Write the count of lines that contain the word "Философия" and nothing else.

**Task input:**
>> Start

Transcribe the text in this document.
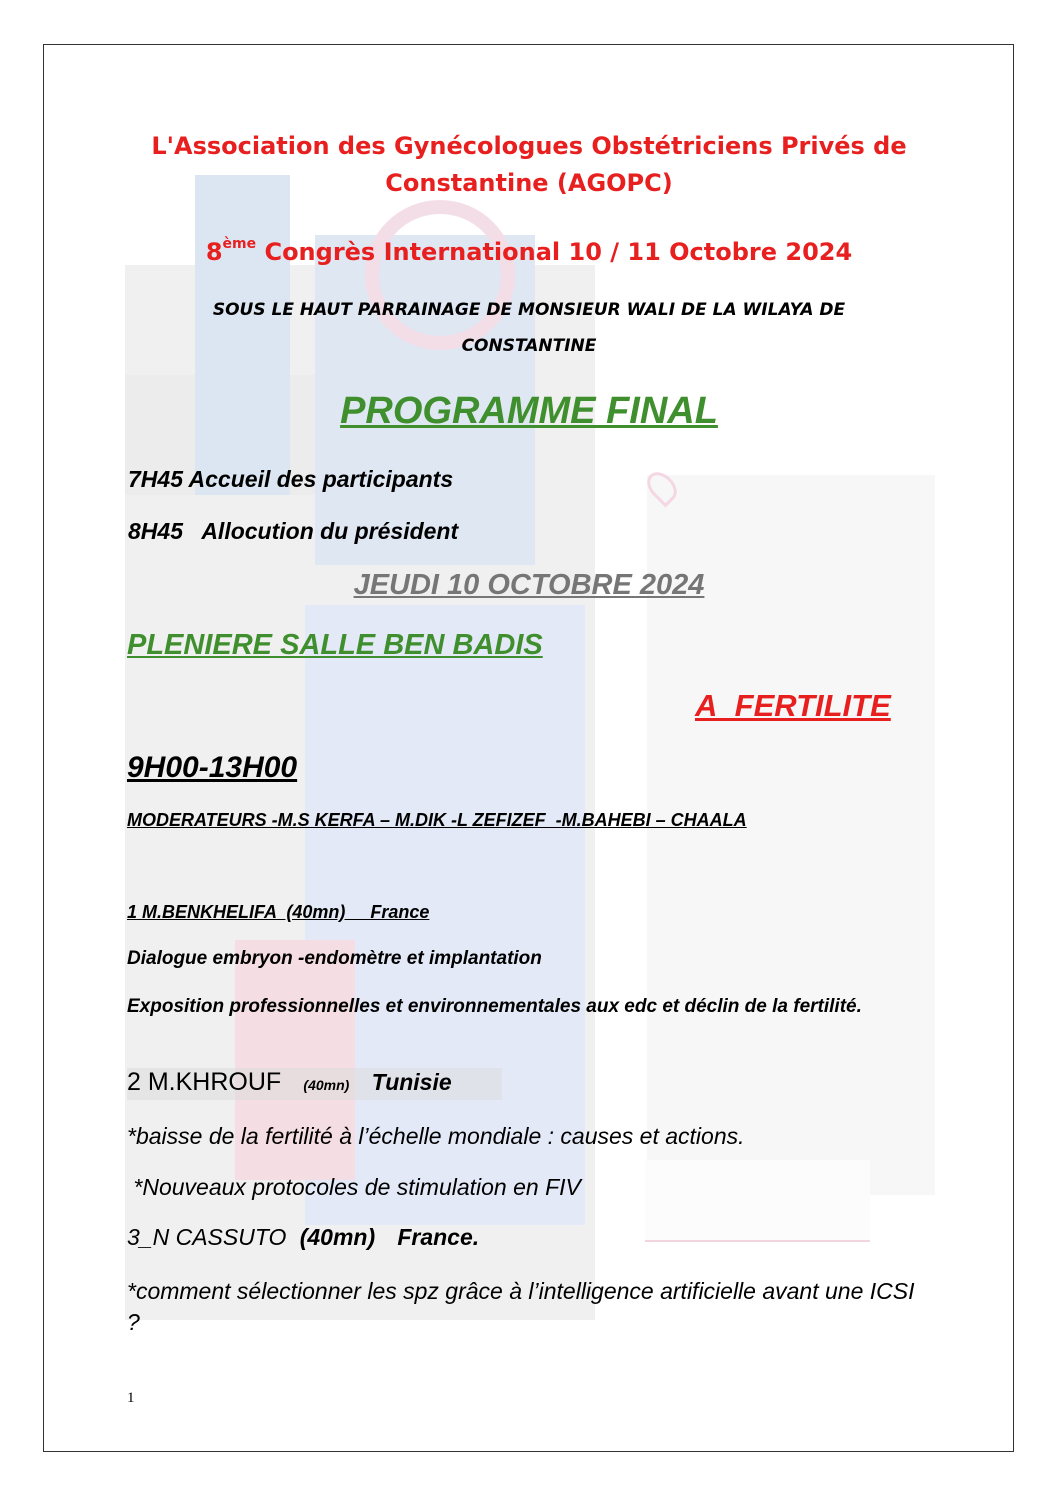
L'Association des Gynécologues Obstétriciens Privés de Constantine (AGOPC)
8ème Congrès International 10 / 11 Octobre 2024
SOUS LE HAUT PARRAINAGE DE MONSIEUR WALI DE LA WILAYA DE
CONSTANTINE
PROGRAMME FINAL
7H45 Accueil des participants
8H45 Allocution du président
JEUDI 10 OCTOBRE 2024
PLENIERE SALLE BEN BADIS
A_FERTILITE
9H00-13H00
MODERATEURS -M.S KERFA – M.DIK -L ZEFIZEF  -M.BAHEBI – CHAALA
1 M.BENKHELIFA  (40mn)     France
Dialogue embryon -endomètre et implantation
Exposition professionnelles et environnementales aux edc et déclin de la fertilité.
2 M.KHROUF (40mn) Tunisie
*baisse de la fertilité à l’échelle mondiale : causes et actions.
*Nouveaux protocoles de stimulation en FIV
3_N CASSUTO (40mn) France.
*comment sélectionner les spz grâce à l’intelligence artificielle avant une ICSI ?
1
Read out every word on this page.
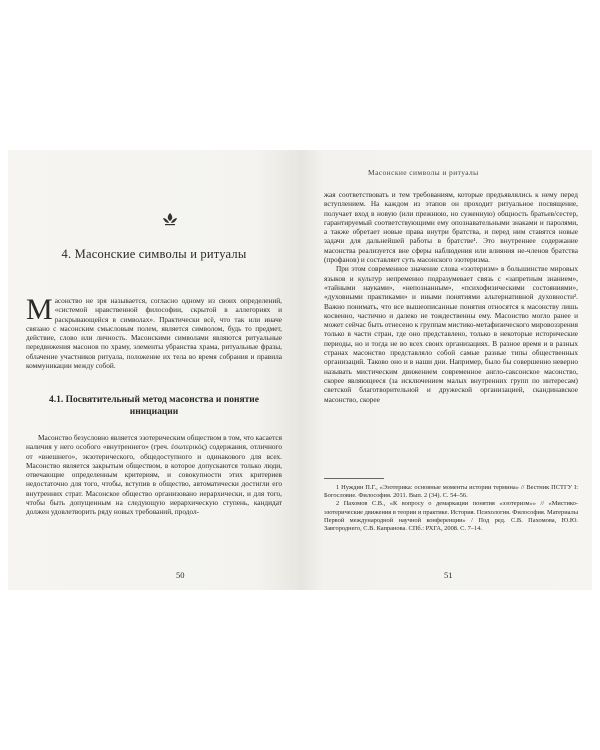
4. Масонские символы и ритуалы

М асонство не зря называется, согласно одному из своих определений, «системой нравственной философии, скрытой в аллегориях и раскрывающейся в символах». Практически всё, что так или иначе связано с масонским смысловым полем, является символом, будь то предмет, действие, слово или личность. Масонскими символами являются ритуальные передвижения масонов по храму, элементы убранства храма, ритуальные фразы, облачение участников ритуала, положение их тела во время собрания и правила коммуникации между собой.

4.1. Посвятительный метод масонства и понятие инициации

Масонство безусловно является эзотерическим обществом в том, что касается наличия у него особого «внутреннего» (греч. ἐσωτερικός) содержания, отличного от «внешнего», экзотерического, общедоступного и одинакового для всех. Масонство является закрытым обществом, в которое допускаются только люди, отвечающие определенным критериям, и совокупности этих критериев недостаточно для того, чтобы, вступив в общество, автоматически достигли его внутренних страт. Масонское общество организовано иерархически, и для того, чтобы быть допущенным на следующую иерархическую ступень, кандидат должен удовлетворить ряду новых требований, продол-

50
Масонские символы и ритуалы

жая соответствовать и тем требованиям, которые предъявлялись к нему перед вступлением. На каждом из этапов он проходит ритуальное посвящение, получает вход в новую (или прежнюю, но суженную) общность братьев/сестер, гарантируемый соответствующими ему опознавательными знаками и паролями, а также обретает новые права внутри братства, и перед ним ставятся новые задачи для дальнейшей работы в братстве¹. Это внутреннее содержание масонства реализуется вне сферы наблюдения или влияния не-членов братства (профанов) и составляет суть масонского эзотеризма.

При этом современное значение слова «эзотеризм» в большинстве мировых языков и культур непременно подразумевает связь с «запретным знанием», «тайными науками», «непознанным», «психофизическими состояниями», «духовными практиками» и иными понятиями альтернативной духовности². Важно понимать, что все вышеописанные понятия относятся к масонству лишь косвенно, частично и далеко не тождественны ему. Масонство могло ранее и может сейчас быть отнесено к группам мистико-метафизического мировоззрения только в части стран, где оно представлено, только в некоторые исторические периоды, но и тогда не во всех своих организациях. В разное время и в разных странах масонство представляло собой самые разные типы общественных организаций. Таково оно и в наши дни. Например, было бы совершенно неверно называть мистическим движением современное англо-саксонское масонство, скорее являющееся (за исключением малых внутренних групп по интересам) светской благотворительной и дружеской организацией, скандинавское масонство, скорее

1 Нуждин П.Г., «Эзотерика: основные моменты истории термина» // Вестник ПСТГУ I: Богословие. Философия. 2011. Вып. 2 (34). С. 54–56.

2 Пахомов С.В., «К вопросу о демаркации понятия «эзотеризм»» // «Мистико-эзотерические движения в теории и практике. История. Психология. Философия. Материалы Первой международной научной конференции» / Под ред. С.В. Пахомова, Ю.Ю. Завгороднего, С.В. Капранова. СПб.: РХГА, 2008. С. 7–14.

51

>> End

**Task response:** 2